» **Some records**:
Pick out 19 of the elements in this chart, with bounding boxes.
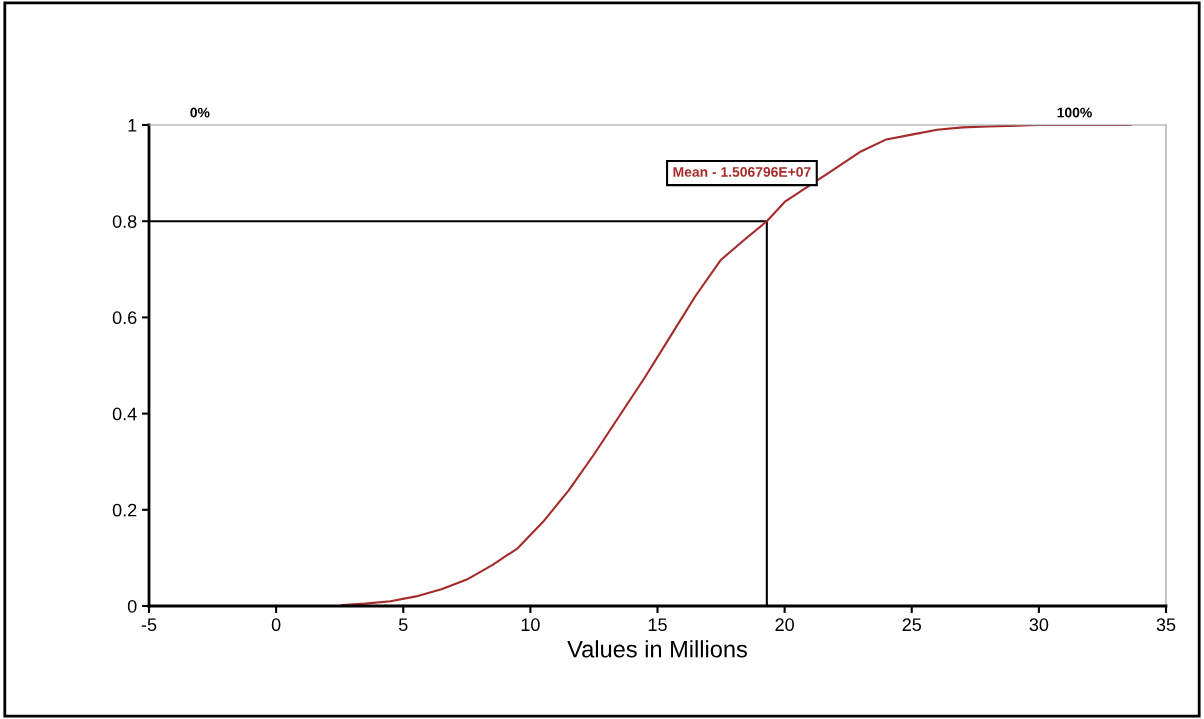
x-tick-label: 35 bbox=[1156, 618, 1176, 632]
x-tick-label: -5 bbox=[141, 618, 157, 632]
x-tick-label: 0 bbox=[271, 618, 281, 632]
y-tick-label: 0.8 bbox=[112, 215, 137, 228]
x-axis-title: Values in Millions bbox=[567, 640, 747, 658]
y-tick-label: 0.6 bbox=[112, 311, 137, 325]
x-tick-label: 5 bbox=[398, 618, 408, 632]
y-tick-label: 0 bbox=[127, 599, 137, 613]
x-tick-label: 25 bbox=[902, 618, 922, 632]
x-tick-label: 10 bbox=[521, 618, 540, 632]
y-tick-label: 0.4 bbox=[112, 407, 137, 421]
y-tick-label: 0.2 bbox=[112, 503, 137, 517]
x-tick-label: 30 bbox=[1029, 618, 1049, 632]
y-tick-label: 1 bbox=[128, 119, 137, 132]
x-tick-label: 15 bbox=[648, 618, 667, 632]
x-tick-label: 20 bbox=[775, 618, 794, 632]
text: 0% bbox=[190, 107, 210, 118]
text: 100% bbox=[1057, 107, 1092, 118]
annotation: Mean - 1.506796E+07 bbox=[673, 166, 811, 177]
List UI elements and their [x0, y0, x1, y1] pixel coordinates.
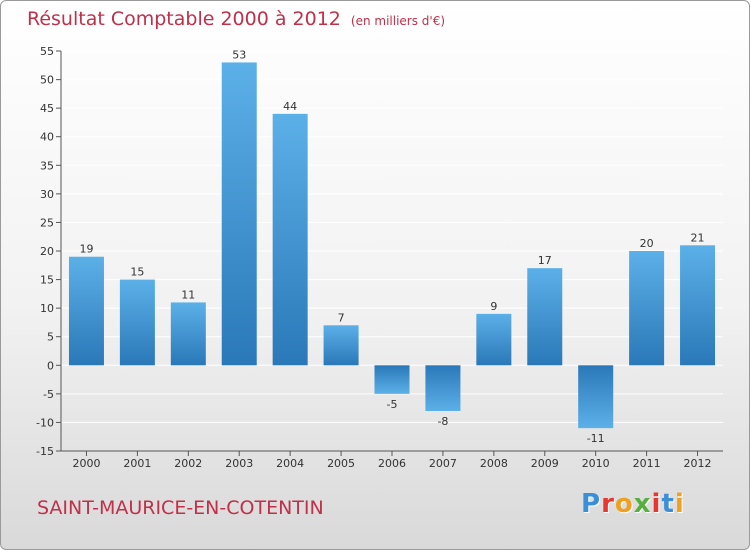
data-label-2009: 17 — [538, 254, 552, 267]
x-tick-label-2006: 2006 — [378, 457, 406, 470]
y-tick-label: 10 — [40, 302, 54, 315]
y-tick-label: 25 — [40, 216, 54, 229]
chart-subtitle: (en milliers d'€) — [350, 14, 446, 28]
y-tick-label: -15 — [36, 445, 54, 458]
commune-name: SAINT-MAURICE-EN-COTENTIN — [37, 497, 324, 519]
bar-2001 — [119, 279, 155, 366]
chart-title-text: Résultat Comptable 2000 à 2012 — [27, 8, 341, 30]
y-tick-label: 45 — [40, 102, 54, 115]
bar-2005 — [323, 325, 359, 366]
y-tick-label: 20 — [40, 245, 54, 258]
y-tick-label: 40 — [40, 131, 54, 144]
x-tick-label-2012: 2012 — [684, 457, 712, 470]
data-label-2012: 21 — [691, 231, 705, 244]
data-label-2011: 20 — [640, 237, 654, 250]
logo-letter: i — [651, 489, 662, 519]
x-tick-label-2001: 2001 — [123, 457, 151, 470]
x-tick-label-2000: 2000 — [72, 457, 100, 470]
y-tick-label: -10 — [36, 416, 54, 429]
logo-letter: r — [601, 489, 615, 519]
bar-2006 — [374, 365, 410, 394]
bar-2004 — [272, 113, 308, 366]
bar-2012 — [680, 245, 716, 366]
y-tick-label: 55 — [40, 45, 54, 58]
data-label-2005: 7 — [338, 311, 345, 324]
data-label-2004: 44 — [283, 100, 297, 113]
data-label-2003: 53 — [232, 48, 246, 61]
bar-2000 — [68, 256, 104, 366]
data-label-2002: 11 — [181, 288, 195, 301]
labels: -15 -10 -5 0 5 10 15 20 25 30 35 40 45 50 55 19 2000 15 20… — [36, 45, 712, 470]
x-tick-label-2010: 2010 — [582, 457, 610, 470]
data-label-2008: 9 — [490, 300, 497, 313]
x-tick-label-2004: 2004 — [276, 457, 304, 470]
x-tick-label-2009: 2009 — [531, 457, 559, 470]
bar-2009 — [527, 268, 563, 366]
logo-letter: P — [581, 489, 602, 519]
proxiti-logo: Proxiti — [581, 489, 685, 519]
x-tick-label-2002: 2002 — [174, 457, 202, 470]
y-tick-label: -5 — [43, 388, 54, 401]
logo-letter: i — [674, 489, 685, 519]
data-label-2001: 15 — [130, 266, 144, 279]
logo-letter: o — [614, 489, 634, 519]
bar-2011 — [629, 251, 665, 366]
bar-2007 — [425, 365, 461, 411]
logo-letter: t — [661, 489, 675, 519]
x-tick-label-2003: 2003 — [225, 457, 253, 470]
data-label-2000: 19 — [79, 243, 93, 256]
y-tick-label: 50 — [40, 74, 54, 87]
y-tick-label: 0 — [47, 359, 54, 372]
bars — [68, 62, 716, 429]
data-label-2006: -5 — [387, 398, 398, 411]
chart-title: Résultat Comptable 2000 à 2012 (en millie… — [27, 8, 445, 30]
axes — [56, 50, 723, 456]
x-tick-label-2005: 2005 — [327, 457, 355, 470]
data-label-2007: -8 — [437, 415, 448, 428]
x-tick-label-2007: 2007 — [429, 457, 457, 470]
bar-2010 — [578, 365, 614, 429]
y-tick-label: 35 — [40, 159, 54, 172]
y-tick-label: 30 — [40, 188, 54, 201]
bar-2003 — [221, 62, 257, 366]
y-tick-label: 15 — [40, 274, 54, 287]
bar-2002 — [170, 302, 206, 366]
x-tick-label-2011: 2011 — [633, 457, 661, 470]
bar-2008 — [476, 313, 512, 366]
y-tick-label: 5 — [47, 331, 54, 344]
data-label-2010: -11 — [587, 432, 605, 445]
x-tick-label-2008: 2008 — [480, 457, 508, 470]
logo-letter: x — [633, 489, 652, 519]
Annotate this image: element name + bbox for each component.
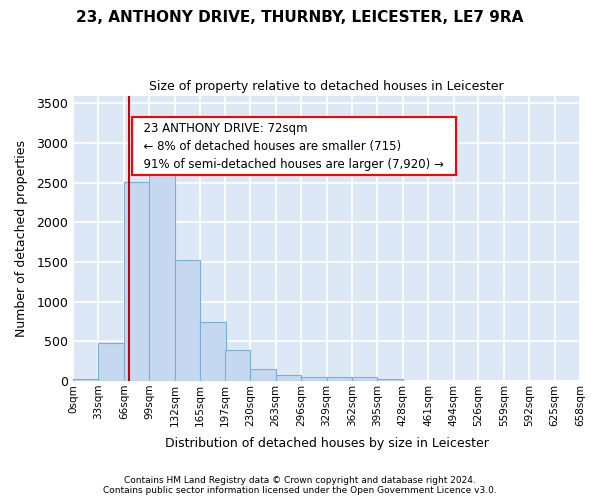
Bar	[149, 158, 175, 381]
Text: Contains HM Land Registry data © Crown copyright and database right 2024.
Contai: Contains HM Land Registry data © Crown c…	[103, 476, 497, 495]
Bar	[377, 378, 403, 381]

» **Exercise details**:
Copy the stretch from the line containing "158, 175, 381]" through the end of the listing, character for character.

» **Correct result**:
Bar	[149, 158, 175, 381]
Text: Contains HM Land Registry data © Crown copyright and database right 2024.
Contai: Contains HM Land Registry data © Crown c…	[103, 476, 497, 495]
Bar	[377, 378, 403, 381]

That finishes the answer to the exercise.